With the Żabińskie chironomid record, reconstructed temperature explains about 4% of the variance, and the ratio of the inertia of the constrained axis to the first unconstrained axis is only 0.57. Even the eighth unconstained axis has more inertia than the axis constrained by temperature. All this suggests, yet again, that temperature is not the most important control on chironomid assemblages in Lake Żabińskie.

### Conclusions

It is very difficult to reconcile the strange ordinations and the poor performance of temperature as a predictor of the chironomid assemblages with the remarkably good performance of the August-air temperature reconstruction.

I’m kinda curious as to where this is going, other than you clearly not trusting the Żabińskie dataset. Actually, I have a question: do you already know the answer, and are teasing it out; or do these posts genuinely reflect each stage of you exploring the dataset?

Stored rows =>
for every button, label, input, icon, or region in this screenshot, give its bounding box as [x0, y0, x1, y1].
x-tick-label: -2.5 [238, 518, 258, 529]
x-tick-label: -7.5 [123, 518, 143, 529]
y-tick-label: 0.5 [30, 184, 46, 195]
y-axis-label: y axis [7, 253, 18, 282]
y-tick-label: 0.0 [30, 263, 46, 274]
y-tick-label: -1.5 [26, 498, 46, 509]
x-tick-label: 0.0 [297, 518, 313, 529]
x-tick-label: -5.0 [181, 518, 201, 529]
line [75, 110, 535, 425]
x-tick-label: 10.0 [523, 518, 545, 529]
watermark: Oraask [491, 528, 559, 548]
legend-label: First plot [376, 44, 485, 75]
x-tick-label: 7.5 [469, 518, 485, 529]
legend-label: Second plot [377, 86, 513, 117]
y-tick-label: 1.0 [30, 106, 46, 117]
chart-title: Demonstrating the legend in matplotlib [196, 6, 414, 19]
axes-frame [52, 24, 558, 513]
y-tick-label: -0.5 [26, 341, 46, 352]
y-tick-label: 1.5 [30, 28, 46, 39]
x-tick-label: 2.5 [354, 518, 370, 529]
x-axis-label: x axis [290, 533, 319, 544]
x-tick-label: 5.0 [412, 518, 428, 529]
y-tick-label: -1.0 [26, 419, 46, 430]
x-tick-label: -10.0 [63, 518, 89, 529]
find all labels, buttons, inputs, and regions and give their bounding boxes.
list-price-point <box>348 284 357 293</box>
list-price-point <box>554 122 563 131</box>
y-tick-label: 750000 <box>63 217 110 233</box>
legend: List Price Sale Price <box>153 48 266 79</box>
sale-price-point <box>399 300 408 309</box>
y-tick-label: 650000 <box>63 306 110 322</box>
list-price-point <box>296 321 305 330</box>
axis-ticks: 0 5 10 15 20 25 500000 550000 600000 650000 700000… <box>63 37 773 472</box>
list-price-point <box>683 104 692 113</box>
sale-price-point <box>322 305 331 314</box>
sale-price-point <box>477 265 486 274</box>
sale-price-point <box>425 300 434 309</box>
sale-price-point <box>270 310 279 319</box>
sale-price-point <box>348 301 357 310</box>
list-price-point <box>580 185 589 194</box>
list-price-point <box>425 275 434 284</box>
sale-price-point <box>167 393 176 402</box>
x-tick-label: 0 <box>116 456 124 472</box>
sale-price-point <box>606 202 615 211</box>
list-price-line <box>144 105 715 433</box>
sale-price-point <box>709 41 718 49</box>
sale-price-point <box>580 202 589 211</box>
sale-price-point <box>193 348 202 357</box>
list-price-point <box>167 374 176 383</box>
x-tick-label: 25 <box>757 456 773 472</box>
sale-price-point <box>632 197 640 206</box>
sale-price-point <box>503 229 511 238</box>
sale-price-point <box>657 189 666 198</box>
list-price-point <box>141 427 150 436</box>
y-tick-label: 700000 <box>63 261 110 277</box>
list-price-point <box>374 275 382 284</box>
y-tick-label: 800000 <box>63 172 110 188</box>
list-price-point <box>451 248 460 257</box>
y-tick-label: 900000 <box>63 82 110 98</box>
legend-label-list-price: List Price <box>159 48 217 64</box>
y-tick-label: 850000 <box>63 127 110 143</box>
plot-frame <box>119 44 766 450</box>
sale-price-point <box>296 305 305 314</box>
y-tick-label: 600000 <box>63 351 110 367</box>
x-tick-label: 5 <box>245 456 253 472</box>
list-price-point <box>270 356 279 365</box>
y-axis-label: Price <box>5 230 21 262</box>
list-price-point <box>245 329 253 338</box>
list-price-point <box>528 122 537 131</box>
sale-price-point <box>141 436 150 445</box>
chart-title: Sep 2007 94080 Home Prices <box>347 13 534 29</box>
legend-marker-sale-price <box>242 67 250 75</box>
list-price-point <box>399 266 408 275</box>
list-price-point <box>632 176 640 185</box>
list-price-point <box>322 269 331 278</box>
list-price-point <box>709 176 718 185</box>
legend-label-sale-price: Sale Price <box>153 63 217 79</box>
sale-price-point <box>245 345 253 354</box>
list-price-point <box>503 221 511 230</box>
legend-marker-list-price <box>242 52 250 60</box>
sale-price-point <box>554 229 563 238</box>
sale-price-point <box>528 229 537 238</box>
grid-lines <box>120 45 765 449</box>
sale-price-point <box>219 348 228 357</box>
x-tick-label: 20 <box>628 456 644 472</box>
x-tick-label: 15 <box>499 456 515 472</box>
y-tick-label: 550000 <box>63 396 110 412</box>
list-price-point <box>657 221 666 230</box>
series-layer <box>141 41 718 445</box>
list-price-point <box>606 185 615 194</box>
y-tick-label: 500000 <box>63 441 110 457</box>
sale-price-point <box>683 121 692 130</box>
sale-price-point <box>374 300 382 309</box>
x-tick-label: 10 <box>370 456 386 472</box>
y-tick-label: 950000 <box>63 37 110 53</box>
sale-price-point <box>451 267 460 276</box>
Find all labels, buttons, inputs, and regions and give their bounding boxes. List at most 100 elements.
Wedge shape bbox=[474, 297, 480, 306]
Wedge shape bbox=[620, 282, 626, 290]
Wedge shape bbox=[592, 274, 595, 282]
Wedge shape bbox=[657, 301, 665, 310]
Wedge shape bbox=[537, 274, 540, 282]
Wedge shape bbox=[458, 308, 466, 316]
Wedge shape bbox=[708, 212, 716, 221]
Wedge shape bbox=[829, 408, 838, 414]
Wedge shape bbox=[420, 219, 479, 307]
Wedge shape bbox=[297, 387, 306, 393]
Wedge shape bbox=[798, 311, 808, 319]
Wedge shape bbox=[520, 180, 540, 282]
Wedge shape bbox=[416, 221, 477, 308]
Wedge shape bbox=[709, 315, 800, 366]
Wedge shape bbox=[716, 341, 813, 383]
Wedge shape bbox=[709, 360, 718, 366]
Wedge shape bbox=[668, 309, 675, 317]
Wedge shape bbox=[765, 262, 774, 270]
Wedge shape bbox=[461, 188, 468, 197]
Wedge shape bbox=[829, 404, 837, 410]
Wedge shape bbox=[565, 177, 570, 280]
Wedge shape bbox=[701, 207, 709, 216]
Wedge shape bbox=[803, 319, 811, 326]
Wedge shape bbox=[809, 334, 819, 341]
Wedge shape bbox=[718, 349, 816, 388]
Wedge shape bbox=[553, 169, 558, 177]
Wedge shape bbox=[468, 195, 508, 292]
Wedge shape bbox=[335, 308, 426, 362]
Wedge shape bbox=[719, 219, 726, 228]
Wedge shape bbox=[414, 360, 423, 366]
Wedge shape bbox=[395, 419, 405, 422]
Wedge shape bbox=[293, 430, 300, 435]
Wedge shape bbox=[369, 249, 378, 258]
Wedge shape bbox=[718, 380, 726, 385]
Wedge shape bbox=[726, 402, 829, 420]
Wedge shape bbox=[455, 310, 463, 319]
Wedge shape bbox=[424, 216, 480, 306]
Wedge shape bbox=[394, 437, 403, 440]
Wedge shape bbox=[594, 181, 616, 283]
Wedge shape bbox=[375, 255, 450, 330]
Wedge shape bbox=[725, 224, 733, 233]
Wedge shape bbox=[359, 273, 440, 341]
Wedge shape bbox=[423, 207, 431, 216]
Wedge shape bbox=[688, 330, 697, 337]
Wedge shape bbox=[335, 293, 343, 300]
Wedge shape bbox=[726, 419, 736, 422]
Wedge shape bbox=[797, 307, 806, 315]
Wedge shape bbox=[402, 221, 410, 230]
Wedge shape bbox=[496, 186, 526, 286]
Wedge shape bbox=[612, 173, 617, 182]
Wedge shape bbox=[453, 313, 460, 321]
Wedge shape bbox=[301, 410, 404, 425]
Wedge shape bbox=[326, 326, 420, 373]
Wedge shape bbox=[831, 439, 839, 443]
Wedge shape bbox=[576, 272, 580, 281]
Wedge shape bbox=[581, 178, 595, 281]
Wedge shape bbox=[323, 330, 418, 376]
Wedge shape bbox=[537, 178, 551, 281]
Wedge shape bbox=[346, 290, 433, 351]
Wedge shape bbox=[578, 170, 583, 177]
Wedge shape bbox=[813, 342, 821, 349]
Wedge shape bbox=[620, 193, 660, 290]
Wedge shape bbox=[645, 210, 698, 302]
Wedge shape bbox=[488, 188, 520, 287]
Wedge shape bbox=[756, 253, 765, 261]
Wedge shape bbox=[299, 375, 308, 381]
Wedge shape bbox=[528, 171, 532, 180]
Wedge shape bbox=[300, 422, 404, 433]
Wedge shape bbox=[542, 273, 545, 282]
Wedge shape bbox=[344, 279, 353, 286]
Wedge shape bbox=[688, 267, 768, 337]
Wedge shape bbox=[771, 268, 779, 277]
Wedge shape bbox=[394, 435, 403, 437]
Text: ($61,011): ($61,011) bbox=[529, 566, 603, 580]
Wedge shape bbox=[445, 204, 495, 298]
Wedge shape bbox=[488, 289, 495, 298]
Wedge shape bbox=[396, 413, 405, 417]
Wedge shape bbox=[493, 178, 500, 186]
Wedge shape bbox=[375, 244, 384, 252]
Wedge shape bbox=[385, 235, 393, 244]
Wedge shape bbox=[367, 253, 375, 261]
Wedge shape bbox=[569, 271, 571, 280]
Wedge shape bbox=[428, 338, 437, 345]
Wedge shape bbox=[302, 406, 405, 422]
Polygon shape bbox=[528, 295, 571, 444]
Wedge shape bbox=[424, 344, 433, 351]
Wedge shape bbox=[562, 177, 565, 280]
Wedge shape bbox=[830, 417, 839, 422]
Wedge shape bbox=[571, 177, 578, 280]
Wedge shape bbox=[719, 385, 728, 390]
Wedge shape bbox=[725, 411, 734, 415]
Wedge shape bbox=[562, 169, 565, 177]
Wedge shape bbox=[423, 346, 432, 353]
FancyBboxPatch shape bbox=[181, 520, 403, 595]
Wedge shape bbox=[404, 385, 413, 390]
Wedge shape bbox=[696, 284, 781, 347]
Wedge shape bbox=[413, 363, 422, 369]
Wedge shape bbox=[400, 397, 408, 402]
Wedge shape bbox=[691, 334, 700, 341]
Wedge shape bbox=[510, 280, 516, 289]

Challenges =>
a. Copy the chironomid passage from "It is very difficult" to "August-air temperature reconstruction.".
b. Say whether each statement agrees with the chironomid passage, answering yes or no and quoting the words that decide it: (i) reconstructed temperature explains about 4% of the variance; (ii) the ratio of the inertia of the constrained axis to the first unconstrained axis is greater than 1; (iii) the eighth unconstrained axis has less inertia than the axis constrained by temperature.
c. In the chironomid passage, which reconstruction performs remarkably well?
The material has no connection to the chironomid passage.

Responses to the exercise =>
a.
It is very difficult to reconcile the strange ordinations and the poor performance of temperature as a predictor of the chironomid assemblages with the remarkably good performance of the August-air temperature reconstruction.

b.
(i) Yes: "reconstructed temperature explains about 4% of the variance"
(ii) No: "the ratio of the inertia of the constrained axis to the first unconstrained axis is only 0.57"
(iii) No: "has more inertia than the axis constrained by temperature"

c. The August-air temperature reconstruction.